◆ Stored data
>> start

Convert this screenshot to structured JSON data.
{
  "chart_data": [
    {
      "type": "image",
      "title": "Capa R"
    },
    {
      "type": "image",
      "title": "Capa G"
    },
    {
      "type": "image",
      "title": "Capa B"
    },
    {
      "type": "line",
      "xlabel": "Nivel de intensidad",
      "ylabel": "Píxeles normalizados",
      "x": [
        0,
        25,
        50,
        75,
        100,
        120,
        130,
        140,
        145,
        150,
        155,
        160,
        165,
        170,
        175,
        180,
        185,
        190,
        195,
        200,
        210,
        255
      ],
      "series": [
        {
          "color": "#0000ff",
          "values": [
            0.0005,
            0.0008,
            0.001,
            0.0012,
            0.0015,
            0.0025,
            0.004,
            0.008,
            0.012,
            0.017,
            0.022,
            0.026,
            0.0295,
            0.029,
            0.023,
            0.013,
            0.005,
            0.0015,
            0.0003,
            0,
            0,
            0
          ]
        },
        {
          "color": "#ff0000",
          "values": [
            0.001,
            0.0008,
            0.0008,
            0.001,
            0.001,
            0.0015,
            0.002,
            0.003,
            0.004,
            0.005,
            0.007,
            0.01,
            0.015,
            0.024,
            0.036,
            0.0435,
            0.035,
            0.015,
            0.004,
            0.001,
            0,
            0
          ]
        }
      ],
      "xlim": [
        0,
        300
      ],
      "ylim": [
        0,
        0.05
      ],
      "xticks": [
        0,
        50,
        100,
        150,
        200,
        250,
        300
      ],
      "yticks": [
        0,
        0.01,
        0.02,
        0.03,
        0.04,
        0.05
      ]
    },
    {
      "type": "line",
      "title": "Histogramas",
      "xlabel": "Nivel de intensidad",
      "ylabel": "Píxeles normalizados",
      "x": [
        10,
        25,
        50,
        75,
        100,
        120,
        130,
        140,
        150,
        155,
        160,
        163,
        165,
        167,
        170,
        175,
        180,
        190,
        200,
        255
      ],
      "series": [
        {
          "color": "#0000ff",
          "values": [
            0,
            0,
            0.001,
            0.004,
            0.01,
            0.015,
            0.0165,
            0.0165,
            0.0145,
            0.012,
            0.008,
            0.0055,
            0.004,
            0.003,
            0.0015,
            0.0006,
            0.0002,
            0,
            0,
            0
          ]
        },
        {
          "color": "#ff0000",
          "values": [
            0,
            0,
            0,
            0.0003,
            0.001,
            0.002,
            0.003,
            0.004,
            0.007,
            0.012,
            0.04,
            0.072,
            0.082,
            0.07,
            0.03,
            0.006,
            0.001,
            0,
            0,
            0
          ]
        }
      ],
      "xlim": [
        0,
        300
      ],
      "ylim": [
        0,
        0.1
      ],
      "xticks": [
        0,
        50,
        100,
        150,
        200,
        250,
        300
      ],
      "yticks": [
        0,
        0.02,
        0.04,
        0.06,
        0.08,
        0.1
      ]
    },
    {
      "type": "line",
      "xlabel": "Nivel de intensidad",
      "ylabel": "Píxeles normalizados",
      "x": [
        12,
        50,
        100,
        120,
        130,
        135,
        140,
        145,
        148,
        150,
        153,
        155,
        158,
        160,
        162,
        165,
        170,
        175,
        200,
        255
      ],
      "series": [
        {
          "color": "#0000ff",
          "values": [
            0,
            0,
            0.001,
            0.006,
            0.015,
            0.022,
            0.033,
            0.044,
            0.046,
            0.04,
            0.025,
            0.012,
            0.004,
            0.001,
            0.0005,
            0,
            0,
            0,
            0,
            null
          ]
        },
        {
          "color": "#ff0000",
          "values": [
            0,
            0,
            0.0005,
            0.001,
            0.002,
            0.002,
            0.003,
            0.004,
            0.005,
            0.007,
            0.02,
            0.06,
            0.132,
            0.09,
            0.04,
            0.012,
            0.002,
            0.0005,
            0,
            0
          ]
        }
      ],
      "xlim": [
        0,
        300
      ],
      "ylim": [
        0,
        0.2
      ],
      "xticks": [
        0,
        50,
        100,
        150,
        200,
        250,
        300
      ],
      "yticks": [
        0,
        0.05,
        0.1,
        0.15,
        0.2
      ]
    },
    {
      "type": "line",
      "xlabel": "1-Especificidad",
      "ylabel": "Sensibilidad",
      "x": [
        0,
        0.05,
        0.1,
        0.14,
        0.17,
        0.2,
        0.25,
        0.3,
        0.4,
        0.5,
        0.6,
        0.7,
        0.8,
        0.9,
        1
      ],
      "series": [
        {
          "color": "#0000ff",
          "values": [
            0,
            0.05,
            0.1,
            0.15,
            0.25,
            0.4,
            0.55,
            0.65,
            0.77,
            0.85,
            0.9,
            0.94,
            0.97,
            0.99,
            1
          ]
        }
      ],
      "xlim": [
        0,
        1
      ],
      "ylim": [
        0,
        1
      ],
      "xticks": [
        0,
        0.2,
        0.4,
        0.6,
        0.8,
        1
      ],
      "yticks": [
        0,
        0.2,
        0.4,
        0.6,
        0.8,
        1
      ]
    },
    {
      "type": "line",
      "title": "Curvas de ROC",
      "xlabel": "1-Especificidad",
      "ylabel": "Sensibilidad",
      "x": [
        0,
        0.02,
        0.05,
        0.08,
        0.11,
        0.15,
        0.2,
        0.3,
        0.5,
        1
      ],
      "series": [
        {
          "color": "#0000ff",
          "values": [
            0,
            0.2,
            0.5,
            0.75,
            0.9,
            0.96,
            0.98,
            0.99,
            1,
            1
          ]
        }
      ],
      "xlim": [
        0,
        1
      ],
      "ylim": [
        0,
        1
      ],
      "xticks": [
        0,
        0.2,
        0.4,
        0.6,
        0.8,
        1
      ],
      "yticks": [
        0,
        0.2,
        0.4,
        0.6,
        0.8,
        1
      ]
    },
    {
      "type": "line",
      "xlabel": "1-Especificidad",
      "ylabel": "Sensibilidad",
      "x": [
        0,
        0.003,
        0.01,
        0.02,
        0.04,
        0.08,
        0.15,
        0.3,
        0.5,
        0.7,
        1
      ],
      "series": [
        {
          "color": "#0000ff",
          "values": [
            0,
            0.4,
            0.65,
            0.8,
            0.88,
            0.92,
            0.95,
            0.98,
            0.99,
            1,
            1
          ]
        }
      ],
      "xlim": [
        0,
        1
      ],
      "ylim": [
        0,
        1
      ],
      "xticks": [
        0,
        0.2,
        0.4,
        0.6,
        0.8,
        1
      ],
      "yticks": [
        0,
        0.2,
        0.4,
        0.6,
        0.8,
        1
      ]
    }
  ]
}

>> end

◆ What to do
Each record should come back exactly as written.

◆ Solution to the problem
Convert this screenshot to structured JSON data.
{
  "chart_data": [
    {
      "type": "image",
      "title": "Capa R"
    },
    {
      "type": "image",
      "title": "Capa G"
    },
    {
      "type": "image",
      "title": "Capa B"
    },
    {
      "type": "line",
      "xlabel": "Nivel de intensidad",
      "ylabel": "Píxeles normalizados",
      "x": [
        0,
        25,
        50,
        75,
        100,
        120,
        130,
        140,
        145,
        150,
        155,
        160,
        165,
        170,
        175,
        180,
        185,
        190,
        195,
        200,
        210,
        255
      ],
      "series": [
        {
          "color": "#0000ff",
          "values": [
            0.0005,
            0.0008,
            0.001,
            0.0012,
            0.0015,
            0.0025,
            0.004,
            0.008,
            0.012,
            0.017,
            0.022,
            0.026,
            0.0295,
            0.029,
            0.023,
            0.013,
            0.005,
            0.0015,
            0.0003,
            0,
            0,
            0
          ]
        },
        {
          "color": "#ff0000",
          "values": [
            0.001,
            0.0008,
            0.0008,
            0.001,
            0.001,
            0.0015,
            0.002,
            0.003,
            0.004,
            0.005,
            0.007,
            0.01,
            0.015,
            0.024,
            0.036,
            0.0435,
            0.035,
            0.015,
            0.004,
            0.001,
            0,
            0
          ]
        }
      ],
      "xlim": [
        0,
        300
      ],
      "ylim": [
        0,
        0.05
      ],
      "xticks": [
        0,
        50,
        100,
        150,
        200,
        250,
        300
      ],
      "yticks": [
        0,
        0.01,
        0.02,
        0.03,
        0.04,
        0.05
      ]
    },
    {
      "type": "line",
      "title": "Histogramas",
      "xlabel": "Nivel de intensidad",
      "ylabel": "Píxeles normalizados",
      "x": [
        10,
        25,
        50,
        75,
        100,
        120,
        130,
        140,
        150,
        155,
        160,
        163,
        165,
        167,
        170,
        175,
        180,
        190,
        200,
        255
      ],
      "series": [
        {
          "color": "#0000ff",
          "values": [
            0,
            0,
            0.001,
            0.004,
            0.01,
            0.015,
            0.0165,
            0.0165,
            0.0145,
            0.012,
            0.008,
            0.0055,
            0.004,
            0.003,
            0.0015,
            0.0006,
            0.0002,
            0,
            0,
            0
          ]
        },
        {
          "color": "#ff0000",
          "values": [
            0,
            0,
            0,
            0.0003,
            0.001,
            0.002,
            0.003,
            0.004,
            0.007,
            0.012,
            0.04,
            0.072,
            0.082,
            0.07,
            0.03,
            0.006,
            0.001,
            0,
            0,
            0
          ]
        }
      ],
      "xlim": [
        0,
        300
      ],
      "ylim": [
        0,
        0.1
      ],
      "xticks": [
        0,
        50,
        100,
        150,
        200,
        250,
        300
      ],
      "yticks": [
        0,
        0.02,
        0.04,
        0.06,
        0.08,
        0.1
      ]
    },
    {
      "type": "line",
      "xlabel": "Nivel de intensidad",
      "ylabel": "Píxeles normalizados",
      "x": [
        12,
        50,
        100,
        120,
        130,
        135,
        140,
        145,
        148,
        150,
        153,
        155,
        158,
        160,
        162,
        165,
        170,
        175,
        200,
        255
      ],
      "series": [
        {
          "color": "#0000ff",
          "values": [
            0,
            0,
            0.001,
            0.006,
            0.015,
            0.022,
            0.033,
            0.044,
            0.046,
            0.04,
            0.025,
            0.012,
            0.004,
            0.001,
            0.0005,
            0,
            0,
            0,
            0,
            null
          ]
        },
        {
          "color": "#ff0000",
          "values": [
            0,
            0,
            0.0005,
            0.001,
            0.002,
            0.002,
            0.003,
            0.004,
            0.005,
            0.007,
            0.02,
            0.06,
            0.132,
            0.09,
            0.04,
            0.012,
            0.002,
            0.0005,
            0,
            0
          ]
        }
      ],
      "xlim": [
        0,
        300
      ],
      "ylim": [
        0,
        0.2
      ],
      "xticks": [
        0,
        50,
        100,
        150,
        200,
        250,
        300
      ],
      "yticks": [
        0,
        0.05,
        0.1,
        0.15,
        0.2
      ]
    },
    {
      "type": "line",
      "xlabel": "1-Especificidad",
      "ylabel": "Sensibilidad",
      "x": [
        0,
        0.05,
        0.1,
        0.14,
        0.17,
        0.2,
        0.25,
        0.3,
        0.4,
        0.5,
        0.6,
        0.7,
        0.8,
        0.9,
        1
      ],
      "series": [
        {
          "color": "#0000ff",
          "values": [
            0,
            0.05,
            0.1,
            0.15,
            0.25,
            0.4,
            0.55,
            0.65,
            0.77,
            0.85,
            0.9,
            0.94,
            0.97,
            0.99,
            1
          ]
        }
      ],
      "xlim": [
        0,
        1
      ],
      "ylim": [
        0,
        1
      ],
      "xticks": [
        0,
        0.2,
        0.4,
        0.6,
        0.8,
        1
      ],
      "yticks": [
        0,
        0.2,
        0.4,
        0.6,
        0.8,
        1
      ]
    },
    {
      "type": "line",
      "title": "Curvas de ROC",
      "xlabel": "1-Especificidad",
      "ylabel": "Sensibilidad",
      "x": [
        0,
        0.02,
        0.05,
        0.08,
        0.11,
        0.15,
        0.2,
        0.3,
        0.5,
        1
      ],
      "series": [
        {
          "color": "#0000ff",
          "values": [
            0,
            0.2,
            0.5,
            0.75,
            0.9,
            0.96,
            0.98,
            0.99,
            1,
            1
          ]
        }
      ],
      "xlim": [
        0,
        1
      ],
      "ylim": [
        0,
        1
      ],
      "xticks": [
        0,
        0.2,
        0.4,
        0.6,
        0.8,
        1
      ],
      "yticks": [
        0,
        0.2,
        0.4,
        0.6,
        0.8,
        1
      ]
    },
    {
      "type": "line",
      "xlabel": "1-Especificidad",
      "ylabel": "Sensibilidad",
      "x": [
        0,
        0.003,
        0.01,
        0.02,
        0.04,
        0.08,
        0.15,
        0.3,
        0.5,
        0.7,
        1
      ],
      "series": [
        {
          "color": "#0000ff",
          "values": [
            0,
            0.4,
            0.65,
            0.8,
            0.88,
            0.92,
            0.95,
            0.98,
            0.99,
            1,
            1
          ]
        }
      ],
      "xlim": [
        0,
        1
      ],
      "ylim": [
        0,
        1
      ],
      "xticks": [
        0,
        0.2,
        0.4,
        0.6,
        0.8,
        1
      ],
      "yticks": [
        0,
        0.2,
        0.4,
        0.6,
        0.8,
        1
      ]
    }
  ]
}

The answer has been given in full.